**Exercise objective:** Filter this material down to the lines that hold "color", copying each one.

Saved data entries
— Start —

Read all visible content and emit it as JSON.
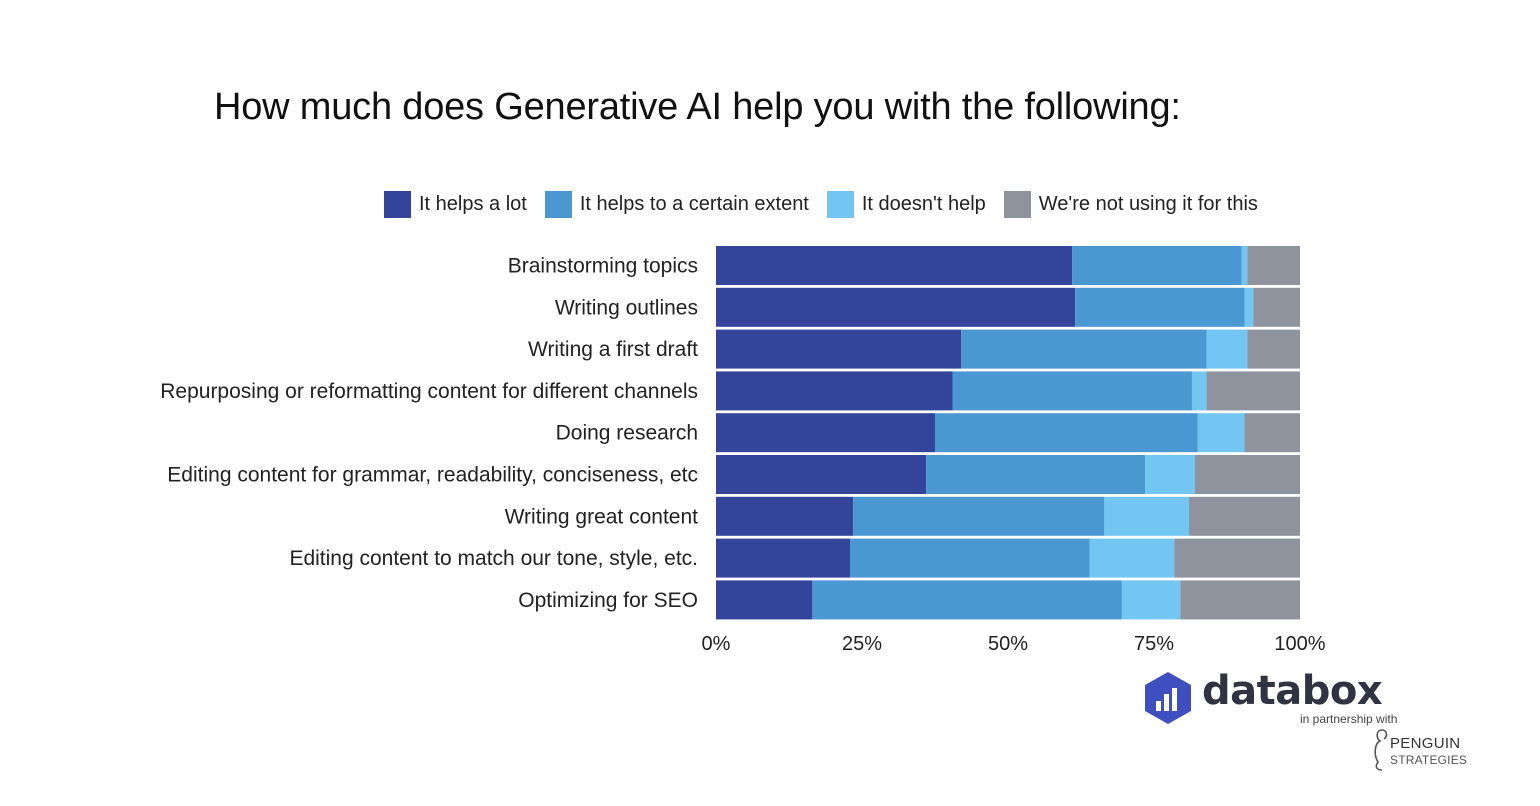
{
  "chart_data": {
    "type": "bar",
    "orientation": "horizontal",
    "stacked": "percent",
    "title": "How much does Generative AI help you with the following:",
    "categories": [
      "Brainstorming topics",
      "Writing outlines",
      "Writing a first draft",
      "Repurposing or reformatting content for different channels",
      "Doing research",
      "Editing content for grammar, readability, conciseness, etc",
      "Writing great content",
      "Editing content to match our tone, style, etc.",
      "Optimizing for SEO"
    ],
    "series": [
      {
        "name": "It helps a lot",
        "color": "#34449b",
        "values": [
          61,
          61.5,
          42,
          40.5,
          37.5,
          36,
          23.5,
          23,
          16.5
        ]
      },
      {
        "name": "It helps to a certain extent",
        "color": "#4a97d2",
        "values": [
          29,
          29,
          42,
          41,
          45,
          37.5,
          43,
          41,
          53
        ]
      },
      {
        "name": "It doesn't help",
        "color": "#72c6f1",
        "values": [
          1,
          1.5,
          7,
          2.5,
          8,
          8.5,
          14.5,
          14.5,
          10
        ]
      },
      {
        "name": "We're not using it for this",
        "color": "#8f939e",
        "values": [
          9,
          8,
          9,
          16,
          9.5,
          18,
          19,
          21.5,
          20.5
        ]
      }
    ],
    "x_ticks": [
      "0%",
      "25%",
      "50%",
      "75%",
      "100%"
    ],
    "xlim": [
      0,
      100
    ],
    "legend_position": "top",
    "grid": false
  },
  "branding": {
    "name": "databox",
    "partner_text": "in partnership with",
    "partner_line1": "PENGUIN",
    "partner_line2": "STRATEGIES",
    "logo_icon": "databox-hexagon-logo",
    "partner_icon": "penguin-logo"
  }
}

— End —

**Result:**
        "color": "#34449b",
        "color": "#4a97d2",
        "color": "#72c6f1",
        "color": "#8f939e",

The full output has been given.